▶ **Directive**:
Where a line of the listing below includes the word "Extract", reproduce that line.

▶ **Task input**:
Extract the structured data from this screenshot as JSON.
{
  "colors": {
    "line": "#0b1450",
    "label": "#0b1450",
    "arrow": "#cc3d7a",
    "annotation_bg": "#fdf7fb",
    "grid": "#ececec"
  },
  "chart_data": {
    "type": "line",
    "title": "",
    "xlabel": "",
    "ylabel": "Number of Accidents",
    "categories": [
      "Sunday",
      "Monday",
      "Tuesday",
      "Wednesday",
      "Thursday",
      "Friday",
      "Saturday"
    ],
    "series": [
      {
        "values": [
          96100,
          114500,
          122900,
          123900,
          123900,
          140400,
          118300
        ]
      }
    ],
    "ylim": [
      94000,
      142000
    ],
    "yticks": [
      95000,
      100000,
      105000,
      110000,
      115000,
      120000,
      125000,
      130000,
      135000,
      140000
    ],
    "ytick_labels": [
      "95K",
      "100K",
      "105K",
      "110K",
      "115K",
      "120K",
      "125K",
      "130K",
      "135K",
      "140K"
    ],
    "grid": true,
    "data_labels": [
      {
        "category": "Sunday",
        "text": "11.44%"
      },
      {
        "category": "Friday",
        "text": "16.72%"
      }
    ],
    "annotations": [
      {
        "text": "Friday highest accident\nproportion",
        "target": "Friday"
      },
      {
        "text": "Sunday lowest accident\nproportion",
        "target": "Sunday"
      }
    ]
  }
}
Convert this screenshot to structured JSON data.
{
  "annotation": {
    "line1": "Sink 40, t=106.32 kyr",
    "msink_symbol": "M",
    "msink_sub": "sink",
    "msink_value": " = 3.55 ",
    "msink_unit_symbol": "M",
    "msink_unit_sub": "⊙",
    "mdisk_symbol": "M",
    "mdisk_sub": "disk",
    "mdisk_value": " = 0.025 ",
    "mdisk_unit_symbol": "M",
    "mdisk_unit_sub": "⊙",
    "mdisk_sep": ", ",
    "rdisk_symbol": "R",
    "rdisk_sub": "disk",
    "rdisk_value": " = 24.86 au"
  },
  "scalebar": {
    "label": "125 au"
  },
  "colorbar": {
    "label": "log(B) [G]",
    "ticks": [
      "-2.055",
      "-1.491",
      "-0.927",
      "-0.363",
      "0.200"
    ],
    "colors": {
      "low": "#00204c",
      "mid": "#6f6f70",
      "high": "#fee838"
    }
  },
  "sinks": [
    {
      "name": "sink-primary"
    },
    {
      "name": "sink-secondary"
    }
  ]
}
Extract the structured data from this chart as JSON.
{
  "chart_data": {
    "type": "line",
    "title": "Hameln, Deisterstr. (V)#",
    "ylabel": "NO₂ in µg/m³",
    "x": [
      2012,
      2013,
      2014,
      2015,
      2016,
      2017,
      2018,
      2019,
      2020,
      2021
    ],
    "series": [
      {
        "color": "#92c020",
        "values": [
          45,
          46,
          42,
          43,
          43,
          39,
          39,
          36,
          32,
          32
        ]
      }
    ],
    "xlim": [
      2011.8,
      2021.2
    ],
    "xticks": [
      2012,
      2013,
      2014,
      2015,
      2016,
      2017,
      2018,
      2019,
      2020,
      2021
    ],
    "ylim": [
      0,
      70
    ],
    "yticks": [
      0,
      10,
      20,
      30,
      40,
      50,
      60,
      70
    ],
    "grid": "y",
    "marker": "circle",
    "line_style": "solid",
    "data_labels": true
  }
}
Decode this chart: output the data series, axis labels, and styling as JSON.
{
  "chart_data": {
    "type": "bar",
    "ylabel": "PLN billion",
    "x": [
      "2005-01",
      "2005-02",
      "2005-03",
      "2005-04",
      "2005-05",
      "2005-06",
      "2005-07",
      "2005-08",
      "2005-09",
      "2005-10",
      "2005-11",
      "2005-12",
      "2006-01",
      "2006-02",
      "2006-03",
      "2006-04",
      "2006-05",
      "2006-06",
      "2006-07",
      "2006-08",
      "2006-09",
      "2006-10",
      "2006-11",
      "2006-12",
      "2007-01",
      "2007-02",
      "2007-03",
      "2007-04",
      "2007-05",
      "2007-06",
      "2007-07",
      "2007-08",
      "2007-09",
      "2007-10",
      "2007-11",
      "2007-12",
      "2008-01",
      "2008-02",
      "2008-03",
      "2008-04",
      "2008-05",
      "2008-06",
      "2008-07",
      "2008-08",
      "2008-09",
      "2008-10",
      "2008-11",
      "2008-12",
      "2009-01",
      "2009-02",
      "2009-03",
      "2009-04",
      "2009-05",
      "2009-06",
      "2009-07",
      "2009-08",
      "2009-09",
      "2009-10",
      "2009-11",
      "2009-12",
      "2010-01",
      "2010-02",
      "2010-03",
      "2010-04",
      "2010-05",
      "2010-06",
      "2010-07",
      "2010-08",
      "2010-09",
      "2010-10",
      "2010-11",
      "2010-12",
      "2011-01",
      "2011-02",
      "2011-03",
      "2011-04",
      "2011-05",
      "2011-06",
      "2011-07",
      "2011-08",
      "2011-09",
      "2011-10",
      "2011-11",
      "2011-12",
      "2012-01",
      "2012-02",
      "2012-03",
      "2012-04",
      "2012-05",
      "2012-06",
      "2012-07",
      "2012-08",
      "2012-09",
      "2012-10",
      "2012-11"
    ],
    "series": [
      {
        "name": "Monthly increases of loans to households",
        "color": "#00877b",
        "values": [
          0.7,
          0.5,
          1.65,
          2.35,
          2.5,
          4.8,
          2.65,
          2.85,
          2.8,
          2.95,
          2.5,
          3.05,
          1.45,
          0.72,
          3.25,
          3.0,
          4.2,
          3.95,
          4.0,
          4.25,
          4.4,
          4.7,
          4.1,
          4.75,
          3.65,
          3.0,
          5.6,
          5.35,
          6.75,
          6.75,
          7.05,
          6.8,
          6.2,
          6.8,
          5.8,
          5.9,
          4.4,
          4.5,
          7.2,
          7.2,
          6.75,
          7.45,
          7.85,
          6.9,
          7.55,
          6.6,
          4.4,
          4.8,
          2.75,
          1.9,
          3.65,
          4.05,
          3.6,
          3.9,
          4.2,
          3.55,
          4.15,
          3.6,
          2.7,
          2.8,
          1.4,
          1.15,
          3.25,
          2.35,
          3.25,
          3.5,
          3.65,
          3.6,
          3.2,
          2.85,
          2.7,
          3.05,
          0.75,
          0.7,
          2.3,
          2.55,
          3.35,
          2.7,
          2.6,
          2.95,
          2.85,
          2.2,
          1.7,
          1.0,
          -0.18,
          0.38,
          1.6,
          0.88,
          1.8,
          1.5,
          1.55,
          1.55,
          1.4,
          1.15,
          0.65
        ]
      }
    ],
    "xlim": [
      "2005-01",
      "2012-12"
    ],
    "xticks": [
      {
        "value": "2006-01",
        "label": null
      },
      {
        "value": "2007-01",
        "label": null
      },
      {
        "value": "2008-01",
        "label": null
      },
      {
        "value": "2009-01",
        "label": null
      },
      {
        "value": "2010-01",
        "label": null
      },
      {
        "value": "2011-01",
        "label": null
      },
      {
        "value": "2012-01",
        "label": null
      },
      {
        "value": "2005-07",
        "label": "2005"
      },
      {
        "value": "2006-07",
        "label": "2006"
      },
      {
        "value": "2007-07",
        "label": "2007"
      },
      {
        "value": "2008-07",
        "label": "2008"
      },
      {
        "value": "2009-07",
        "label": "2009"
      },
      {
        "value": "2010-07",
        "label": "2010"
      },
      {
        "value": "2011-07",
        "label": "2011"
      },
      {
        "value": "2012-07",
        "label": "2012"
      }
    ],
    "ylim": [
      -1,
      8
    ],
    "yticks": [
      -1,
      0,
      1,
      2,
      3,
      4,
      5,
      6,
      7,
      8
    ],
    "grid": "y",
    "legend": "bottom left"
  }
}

▶ **Problem solution**:
Extract the structured data from this screenshot as JSON.
Extract the structured data from this chart as JSON.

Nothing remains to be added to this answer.